Riprendi il brano sull'Emilio di Rousseau e proseguilo a partire dalla sua ultima frase.

_BRANO SELEZIONATO:_
--------------------

L’Emilio si propone dunque di delineare un programma minimo, circoscritto, di riforma civile e morale, laddove la grande riforma politica appare impraticabile. È, in questo senso, un trattato di ‘educazione domestica nelle monarchie’. Ecco perché Rousseau ha tanto insistito sulla coerenza dei suoi vari scritti. L’Emilio va letto soprattutto come un’opera a tesi, destinata a completare il ‘sistema’ politico esposto nei Discorsi e nel Contratto.




L’interlocutore dei Dialoghi insiste su questo punto:

 

Seguendo come meglio potevo il filo delle sue meditazioni, scoprii [in tutta l’opera] lo sviluppo del suo grande principio: la natura ha fatto l’uomo felice e buono, ma la società lo deprava e lo rende miserabile. L’Emilio in particolare, libro tanto letto e tanto frainteso, non è che un trattato sulla bontà originale dell’uomo, inteso a mostrare come il vizio e l’errore, estranei alla sua costituzione, s’introducano in lui dall’esterno e l’alterino insensibilmente […].

 

Suo intento non poteva essere quello di ricondurre i popoli numerosi e i grandi Stati alla loro semplicità primeva, ma soltanto di arrestare possibilmente il progresso in quegli Stati che, per le loro dimensioni ridotte e per la loro posizione geografica, sono stati preservati da una rapida corsa al perfezionamento della società ed alla decadenza della specie.

--------------------

_RIGHE FORNITE:_
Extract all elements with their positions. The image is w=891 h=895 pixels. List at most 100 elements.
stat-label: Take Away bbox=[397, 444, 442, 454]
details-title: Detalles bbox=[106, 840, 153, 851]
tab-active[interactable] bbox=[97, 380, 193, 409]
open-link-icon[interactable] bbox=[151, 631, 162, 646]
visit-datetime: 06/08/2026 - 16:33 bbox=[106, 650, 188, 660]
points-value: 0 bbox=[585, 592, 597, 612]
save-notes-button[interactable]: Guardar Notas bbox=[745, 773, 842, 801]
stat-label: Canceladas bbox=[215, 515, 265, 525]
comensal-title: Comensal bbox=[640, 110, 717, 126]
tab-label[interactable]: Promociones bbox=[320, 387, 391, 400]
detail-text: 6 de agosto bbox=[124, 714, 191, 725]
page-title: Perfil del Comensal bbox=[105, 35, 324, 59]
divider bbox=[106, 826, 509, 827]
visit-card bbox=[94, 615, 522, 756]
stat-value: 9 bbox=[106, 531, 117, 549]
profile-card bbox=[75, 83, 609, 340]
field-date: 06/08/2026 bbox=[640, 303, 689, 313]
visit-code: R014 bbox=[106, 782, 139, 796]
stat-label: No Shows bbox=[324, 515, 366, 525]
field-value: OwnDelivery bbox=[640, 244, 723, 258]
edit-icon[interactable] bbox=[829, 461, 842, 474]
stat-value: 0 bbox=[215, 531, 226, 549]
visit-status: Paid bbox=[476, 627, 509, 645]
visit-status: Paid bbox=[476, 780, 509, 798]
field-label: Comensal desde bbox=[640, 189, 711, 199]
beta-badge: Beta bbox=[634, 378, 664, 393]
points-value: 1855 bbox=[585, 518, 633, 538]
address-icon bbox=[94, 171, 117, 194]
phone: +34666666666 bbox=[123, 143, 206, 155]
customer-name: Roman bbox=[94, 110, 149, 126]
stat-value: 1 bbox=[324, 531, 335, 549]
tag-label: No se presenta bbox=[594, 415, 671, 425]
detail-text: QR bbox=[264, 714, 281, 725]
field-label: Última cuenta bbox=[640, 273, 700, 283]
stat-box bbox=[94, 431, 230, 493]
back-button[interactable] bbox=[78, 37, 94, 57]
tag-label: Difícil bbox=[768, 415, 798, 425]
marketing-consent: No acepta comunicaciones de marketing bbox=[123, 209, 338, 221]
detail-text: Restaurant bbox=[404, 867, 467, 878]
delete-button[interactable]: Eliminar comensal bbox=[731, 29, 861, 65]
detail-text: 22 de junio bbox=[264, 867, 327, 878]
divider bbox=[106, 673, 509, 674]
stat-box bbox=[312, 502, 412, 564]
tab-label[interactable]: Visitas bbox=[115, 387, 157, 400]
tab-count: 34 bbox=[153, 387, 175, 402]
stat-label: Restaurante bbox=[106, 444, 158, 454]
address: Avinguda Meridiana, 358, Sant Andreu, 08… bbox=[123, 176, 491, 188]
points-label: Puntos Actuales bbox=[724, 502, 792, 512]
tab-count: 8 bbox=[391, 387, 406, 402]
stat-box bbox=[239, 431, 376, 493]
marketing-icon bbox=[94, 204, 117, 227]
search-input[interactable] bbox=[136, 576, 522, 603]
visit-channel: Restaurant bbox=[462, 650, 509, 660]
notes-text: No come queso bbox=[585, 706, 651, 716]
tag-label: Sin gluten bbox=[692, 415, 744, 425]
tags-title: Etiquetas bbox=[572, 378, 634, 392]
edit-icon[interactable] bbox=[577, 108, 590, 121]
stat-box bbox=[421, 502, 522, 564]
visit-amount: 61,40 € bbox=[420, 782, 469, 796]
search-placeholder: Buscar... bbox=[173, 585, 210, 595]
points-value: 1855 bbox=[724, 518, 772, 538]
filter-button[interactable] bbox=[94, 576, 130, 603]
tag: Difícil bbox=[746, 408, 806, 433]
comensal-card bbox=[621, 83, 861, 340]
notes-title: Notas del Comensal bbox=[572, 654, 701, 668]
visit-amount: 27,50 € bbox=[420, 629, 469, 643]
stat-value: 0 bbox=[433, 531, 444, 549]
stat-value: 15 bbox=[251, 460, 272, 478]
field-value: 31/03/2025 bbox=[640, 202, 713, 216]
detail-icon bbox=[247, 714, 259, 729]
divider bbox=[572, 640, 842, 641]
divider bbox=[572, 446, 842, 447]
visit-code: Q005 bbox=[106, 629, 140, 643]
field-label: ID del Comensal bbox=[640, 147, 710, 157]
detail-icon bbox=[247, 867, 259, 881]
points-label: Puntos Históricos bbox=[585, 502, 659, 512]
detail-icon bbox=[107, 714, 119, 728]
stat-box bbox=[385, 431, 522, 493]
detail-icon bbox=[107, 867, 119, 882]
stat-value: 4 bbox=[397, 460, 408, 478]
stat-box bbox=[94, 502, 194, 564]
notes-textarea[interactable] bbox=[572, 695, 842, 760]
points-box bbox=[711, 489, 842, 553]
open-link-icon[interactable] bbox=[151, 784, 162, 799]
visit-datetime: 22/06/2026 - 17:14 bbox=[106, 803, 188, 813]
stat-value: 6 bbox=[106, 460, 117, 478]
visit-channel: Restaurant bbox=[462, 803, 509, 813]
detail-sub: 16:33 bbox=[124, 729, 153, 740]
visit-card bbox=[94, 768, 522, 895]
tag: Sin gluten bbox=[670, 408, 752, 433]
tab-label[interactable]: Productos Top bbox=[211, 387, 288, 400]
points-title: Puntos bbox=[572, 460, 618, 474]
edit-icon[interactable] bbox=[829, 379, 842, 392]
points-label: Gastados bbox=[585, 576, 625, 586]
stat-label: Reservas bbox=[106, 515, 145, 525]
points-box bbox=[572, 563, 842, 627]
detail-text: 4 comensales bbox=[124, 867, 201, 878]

--------------------

_RISPOSTA:_
Di qui la coerenza del programma educativo, la perversità delle società degradate impone anzitutto che l’educando sia segregato dalla comunità, e sia formato, per così dire, in laboratorio. Perché nelle condizioni presenti la natura ‘buona’ possa svilupparsi e autorealizzarsi in un individuo sano, integro, moralmente autonomo e libero, è indispensabile che sia lasciata a se stessa, protetta dalla malattia sociale e posta in grado di elevarsi fino ‘all’onore di pensare’.

 

L’assunto che sorregge la trama del trattato va sempre tenuto presente, se si vogliono intendere anche i suoi aspetti più curiosi. L’autore non ebbe alcuno scrupolo ad esprimersi in termini volutamente paradossali e outrés, in antitesi alle idee correnti. Probabilmente il limite più grave consiste non tanto, come spesso si dice, nelle innegabili contraddizioni del suo piano educativo, quanto nell’astratto ed eccessivo rigore consequenziario che lo porta a ‘deformare’ l’indole e lo sviluppo del suo personaggio simbolico secondo le tesi suddette.




L’Emilio va dunque accostato alle Confessioni e ai Dialoghi. In tal senso può esser letto anche come un documento o testamento morale di straordinario interesse. Quali che siano i suoi limiti e i suoi paradossi, resta un libro vivo, discutibile e discusso. Storicamente, la critica delle vedute pedagogiche dei grandi — Platone, Montaigne, Comenio, Fénelon, Locke — la condanna della pratica didattica seguita dai curatori d’anime del suo tempo, la denunzia pungente delle distorsioni educative di cui erano vittima i figli dei grandi signori feudali, conservano tutto il loro valore documentario.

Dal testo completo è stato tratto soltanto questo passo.